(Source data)
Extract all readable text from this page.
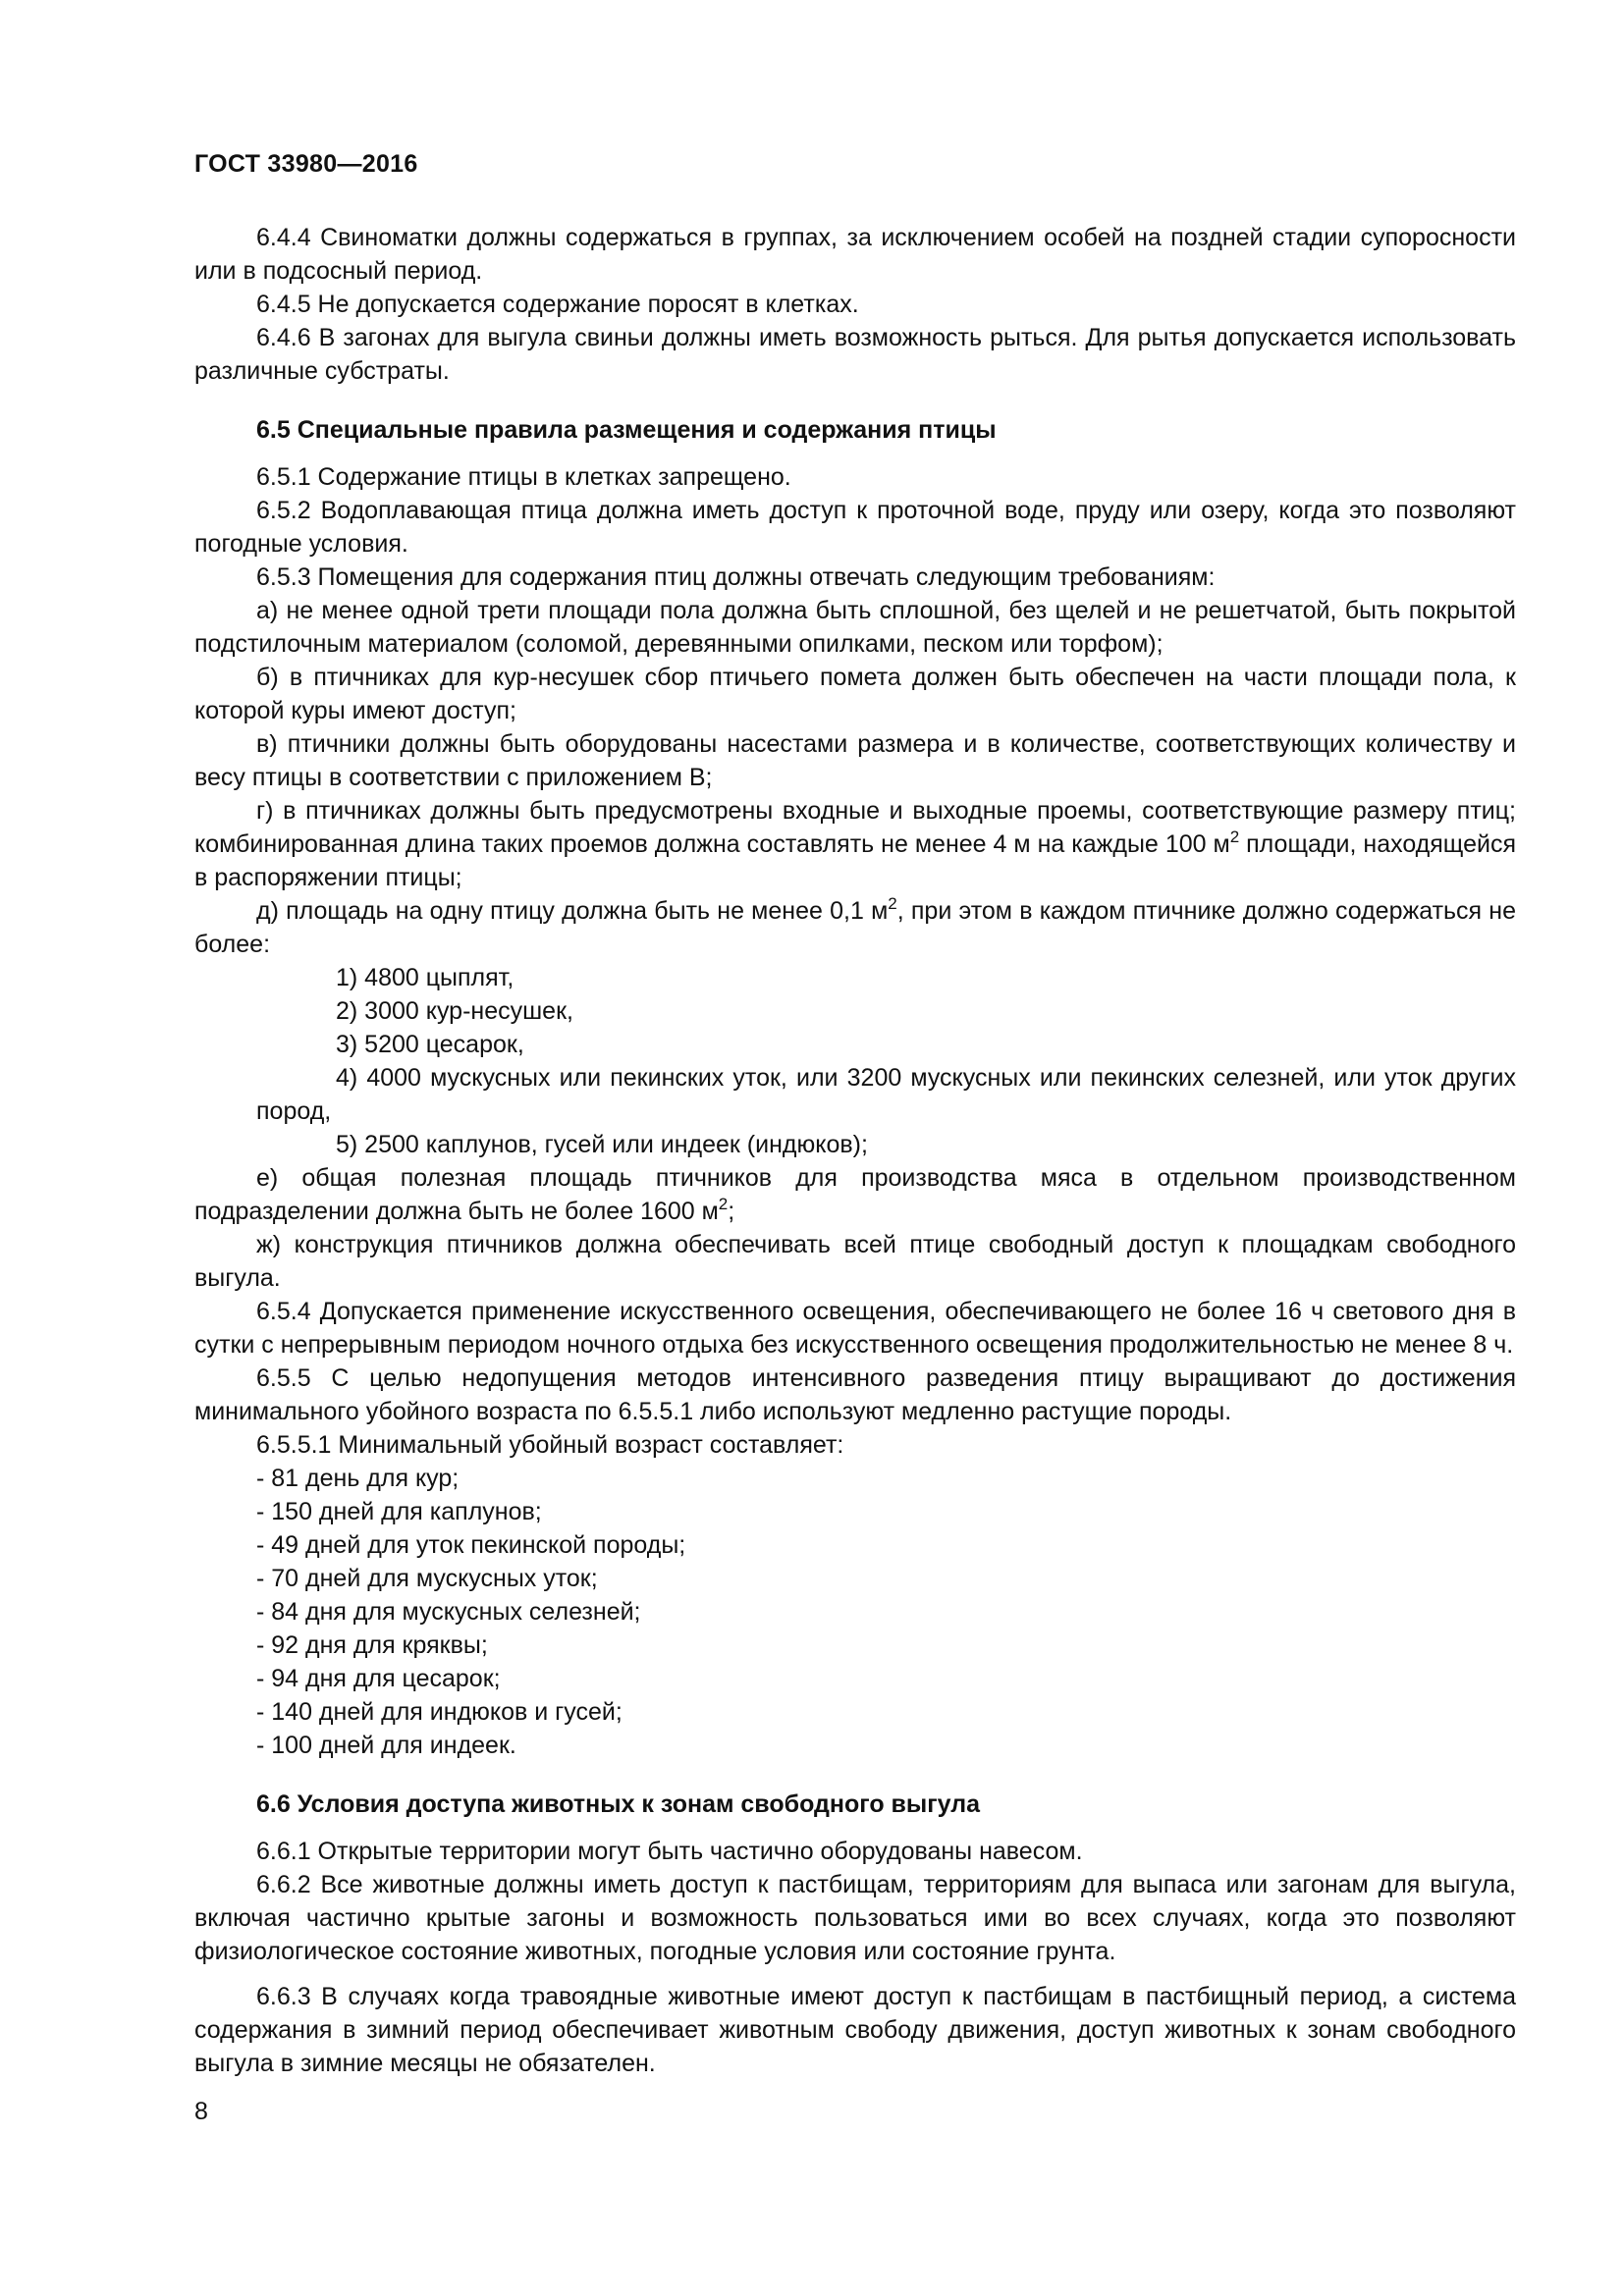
ГОСТ 33980—2016

6.4.4 Свиноматки должны содержаться в группах, за исключением особей на поздней стадии супоросности или в подсосный период.

6.4.5 Не допускается содержание поросят в клетках.

6.4.6 В загонах для выгула свиньи должны иметь возможность рыться. Для рытья допускается использовать различные субстраты.

6.5 Специальные правила размещения и содержания птицы

6.5.1 Содержание птицы в клетках запрещено.

6.5.2 Водоплавающая птица должна иметь доступ к проточной воде, пруду или озеру, когда это позволяют погодные условия.

6.5.3 Помещения для содержания птиц должны отвечать следующим требованиям:

а) не менее одной трети площади пола должна быть сплошной, без щелей и не решетчатой, быть покрытой подстилочным материалом (соломой, деревянными опилками, песком или торфом);

б) в птичниках для кур-несушек сбор птичьего помета должен быть обеспечен на части площади пола, к которой куры имеют доступ;

в) птичники должны быть оборудованы насестами размера и в количестве, соответствующих количеству и весу птицы в соответствии с приложением В;

г) в птичниках должны быть предусмотрены входные и выходные проемы, соответствующие размеру птиц; комбинированная длина таких проемов должна составлять не менее 4 м на каждые 100 $м^2$ площади, находящейся в распоряжении птицы;

д) площадь на одну птицу должна быть не менее 0,1 $м^2$, при этом в каждом птичнике должно содержаться не более:

1) 4800 цыплят,

2) 3000 кур-несушек,

3) 5200 цесарок,

4) 4000 мускусных или пекинских уток, или 3200 мускусных или пекинских селезней, или уток других пород,

5) 2500 каплунов, гусей или индеек (индюков);

е) общая полезная площадь птичников для производства мяса в отдельном производственном подразделении должна быть не более 1600 $м^2$;

ж) конструкция птичников должна обеспечивать всей птице свободный доступ к площадкам свободного выгула.

6.5.4 Допускается применение искусственного освещения, обеспечивающего не более 16 ч светового дня в сутки с непрерывным периодом ночного отдыха без искусственного освещения продолжительностью не менее 8 ч.

6.5.5 С целью недопущения методов интенсивного разведения птицу выращивают до достижения минимального убойного возраста по 6.5.5.1 либо используют медленно растущие породы.

6.5.5.1 Минимальный убойный возраст составляет:

- 81 день для кур;

- 150 дней для каплунов;

- 49 дней для уток пекинской породы;

- 70 дней для мускусных уток;

- 84 дня для мускусных селезней;

- 92 дня для кряквы;

- 94 дня для цесарок;

- 140 дней для индюков и гусей;

- 100 дней для индеек.

6.6 Условия доступа животных к зонам свободного выгула

6.6.1 Открытые территории могут быть частично оборудованы навесом.

6.6.2 Все животные должны иметь доступ к пастбищам, территориям для выпаса или загонам для выгула, включая частично крытые загоны и возможность пользоваться ими во всех случаях, когда это позволяют физиологическое состояние животных, погодные условия или состояние грунта.

6.6.3 В случаях когда травоядные животные имеют доступ к пастбищам в пастбищный период, а система содержания в зимний период обеспечивает животным свободу движения, доступ животных к зонам свободного выгула в зимние месяцы не обязателен.

8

WRITTEN PROBLEM. Reproduce all of the material above word for word. Omit the pictures.

COMPLETED EXERCISE.
Extract all readable text from this page.
ГОСТ 33980—2016

6.4.4 Свиноматки должны содержаться в группах, за исключением особей на поздней стадии супоросности или в подсосный период.

6.4.5 Не допускается содержание поросят в клетках.

6.4.6 В загонах для выгула свиньи должны иметь возможность рыться. Для рытья допускается использовать различные субстраты.

6.5 Специальные правила размещения и содержания птицы

6.5.1 Содержание птицы в клетках запрещено.

6.5.2 Водоплавающая птица должна иметь доступ к проточной воде, пруду или озеру, когда это позволяют погодные условия.

6.5.3 Помещения для содержания птиц должны отвечать следующим требованиям:

а) не менее одной трети площади пола должна быть сплошной, без щелей и не решетчатой, быть покрытой подстилочным материалом (соломой, деревянными опилками, песком или торфом);

б) в птичниках для кур-несушек сбор птичьего помета должен быть обеспечен на части площади пола, к которой куры имеют доступ;

в) птичники должны быть оборудованы насестами размера и в количестве, соответствующих количеству и весу птицы в соответствии с приложением В;

г) в птичниках должны быть предусмотрены входные и выходные проемы, соответствующие размеру птиц; комбинированная длина таких проемов должна составлять не менее 4 м на каждые 100 $м^2$ площади, находящейся в распоряжении птицы;

д) площадь на одну птицу должна быть не менее 0,1 $м^2$, при этом в каждом птичнике должно содержаться не более:

1) 4800 цыплят,

2) 3000 кур-несушек,

3) 5200 цесарок,

4) 4000 мускусных или пекинских уток, или 3200 мускусных или пекинских селезней, или уток других пород,

5) 2500 каплунов, гусей или индеек (индюков);

е) общая полезная площадь птичников для производства мяса в отдельном производственном подразделении должна быть не более 1600 $м^2$;

ж) конструкция птичников должна обеспечивать всей птице свободный доступ к площадкам свободного выгула.

6.5.4 Допускается применение искусственного освещения, обеспечивающего не более 16 ч светового дня в сутки с непрерывным периодом ночного отдыха без искусственного освещения продолжительностью не менее 8 ч.

6.5.5 С целью недопущения методов интенсивного разведения птицу выращивают до достижения минимального убойного возраста по 6.5.5.1 либо используют медленно растущие породы.

6.5.5.1 Минимальный убойный возраст составляет:

- 81 день для кур;

- 150 дней для каплунов;

- 49 дней для уток пекинской породы;

- 70 дней для мускусных уток;

- 84 дня для мускусных селезней;

- 92 дня для кряквы;

- 94 дня для цесарок;

- 140 дней для индюков и гусей;

- 100 дней для индеек.

6.6 Условия доступа животных к зонам свободного выгула

6.6.1 Открытые территории могут быть частично оборудованы навесом.

6.6.2 Все животные должны иметь доступ к пастбищам, территориям для выпаса или загонам для выгула, включая частично крытые загоны и возможность пользоваться ими во всех случаях, когда это позволяют физиологическое состояние животных, погодные условия или состояние грунта.

6.6.3 В случаях когда травоядные животные имеют доступ к пастбищам в пастбищный период, а система содержания в зимний период обеспечивает животным свободу движения, доступ животных к зонам свободного выгула в зимние месяцы не обязателен.

8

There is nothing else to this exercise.